▶ [EXERCISE GOAL]: Below are entries. Pull out all lines containing "Ocean".

▶ [LISTED RECORDS]:

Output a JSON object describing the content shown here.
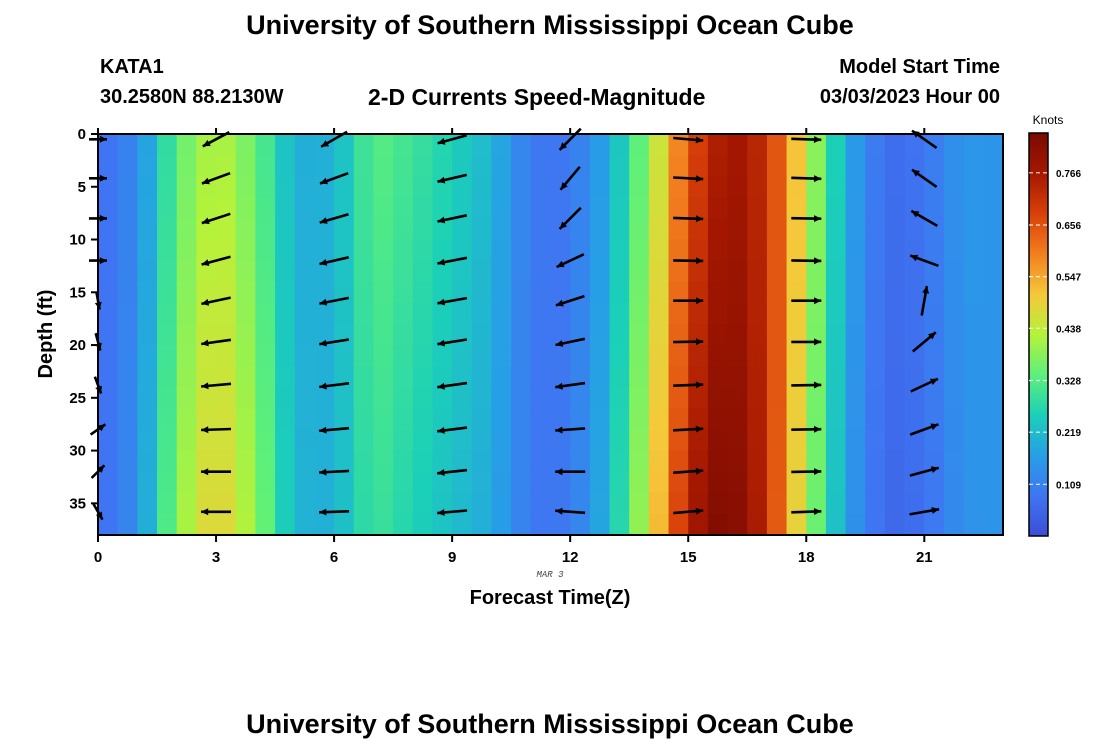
{
  "header": {
    "title": "University of Southern Mississippi Ocean Cube",
    "title_repeat": "University of Southern Mississippi Ocean Cube",
    "station": "KATA1",
    "coordinates": "30.2580N  88.2130W",
    "subtitle": "2-D Currents Speed-Magnitude",
    "model_start_label": "Model Start Time",
    "model_start_value": "03/03/2023 Hour 00"
  },
  "chart_data": {
    "type": "heatmap",
    "title": "2-D Currents Speed-Magnitude",
    "xlabel": "Forecast Time(Z)",
    "ylabel": "Depth (ft)",
    "date_label": "MAR 3",
    "xlim": [
      0,
      23
    ],
    "ylim": [
      38,
      0
    ],
    "x_ticks": [
      0,
      3,
      6,
      9,
      12,
      15,
      18,
      21
    ],
    "y_ticks": [
      0,
      5,
      10,
      15,
      20,
      25,
      30,
      35
    ],
    "colorbar": {
      "label": "Knots",
      "ticks": [
        0.109,
        0.219,
        0.328,
        0.438,
        0.547,
        0.656,
        0.766
      ],
      "range": [
        0.0,
        0.85
      ]
    },
    "speed_by_hour": [
      {
        "hour": 0,
        "speed": 0.07
      },
      {
        "hour": 1,
        "speed": 0.13
      },
      {
        "hour": 2,
        "speed": 0.36
      },
      {
        "hour": 3,
        "speed": 0.47
      },
      {
        "hour": 4,
        "speed": 0.37
      },
      {
        "hour": 5,
        "speed": 0.2
      },
      {
        "hour": 6,
        "speed": 0.2
      },
      {
        "hour": 7,
        "speed": 0.32
      },
      {
        "hour": 8,
        "speed": 0.28
      },
      {
        "hour": 9,
        "speed": 0.24
      },
      {
        "hour": 10,
        "speed": 0.2
      },
      {
        "hour": 11,
        "speed": 0.09
      },
      {
        "hour": 12,
        "speed": 0.09
      },
      {
        "hour": 13,
        "speed": 0.2
      },
      {
        "hour": 14,
        "speed": 0.42
      },
      {
        "hour": 15,
        "speed": 0.7
      },
      {
        "hour": 16,
        "speed": 0.82
      },
      {
        "hour": 17,
        "speed": 0.72
      },
      {
        "hour": 18,
        "speed": 0.43
      },
      {
        "hour": 19,
        "speed": 0.18
      },
      {
        "hour": 20,
        "speed": 0.06
      },
      {
        "hour": 21,
        "speed": 0.08
      },
      {
        "hour": 22,
        "speed": 0.15
      }
    ],
    "vectors": [
      {
        "hour": 0,
        "angle_deg": [
          0,
          0,
          0,
          0,
          -80,
          -75,
          -70,
          35,
          45,
          -60,
          -75,
          -80
        ],
        "length": 0.6
      },
      {
        "hour": 3,
        "angle_deg": [
          208,
          200,
          198,
          195,
          192,
          188,
          185,
          182,
          180,
          180,
          180,
          178
        ],
        "length": 1.0
      },
      {
        "hour": 6,
        "angle_deg": [
          210,
          200,
          196,
          193,
          191,
          189,
          187,
          185,
          183,
          182,
          181,
          180
        ],
        "length": 1.0
      },
      {
        "hour": 9,
        "angle_deg": [
          195,
          193,
          192,
          191,
          190,
          189,
          188,
          187,
          186,
          185,
          184,
          183
        ],
        "length": 1.0
      },
      {
        "hour": 12,
        "angle_deg": [
          225,
          230,
          225,
          205,
          198,
          192,
          188,
          184,
          180,
          176,
          172,
          165
        ],
        "length": 1.0
      },
      {
        "hour": 15,
        "angle_deg": [
          -5,
          -3,
          -2,
          -1,
          0,
          1,
          2,
          3,
          4,
          5,
          6,
          8
        ],
        "length": 1.0
      },
      {
        "hour": 18,
        "angle_deg": [
          -2,
          -2,
          -1,
          -1,
          0,
          0,
          1,
          1,
          1,
          2,
          2,
          2
        ],
        "length": 1.0
      },
      {
        "hour": 21,
        "angle_deg": [
          145,
          145,
          150,
          160,
          80,
          40,
          25,
          20,
          15,
          10,
          10,
          10
        ],
        "length": 1.0
      }
    ]
  }
}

▶ [ANSWER]:
    "title": "University of Southern Mississippi Ocean Cube",
    "title_repeat": "University of Southern Mississippi Ocean Cube",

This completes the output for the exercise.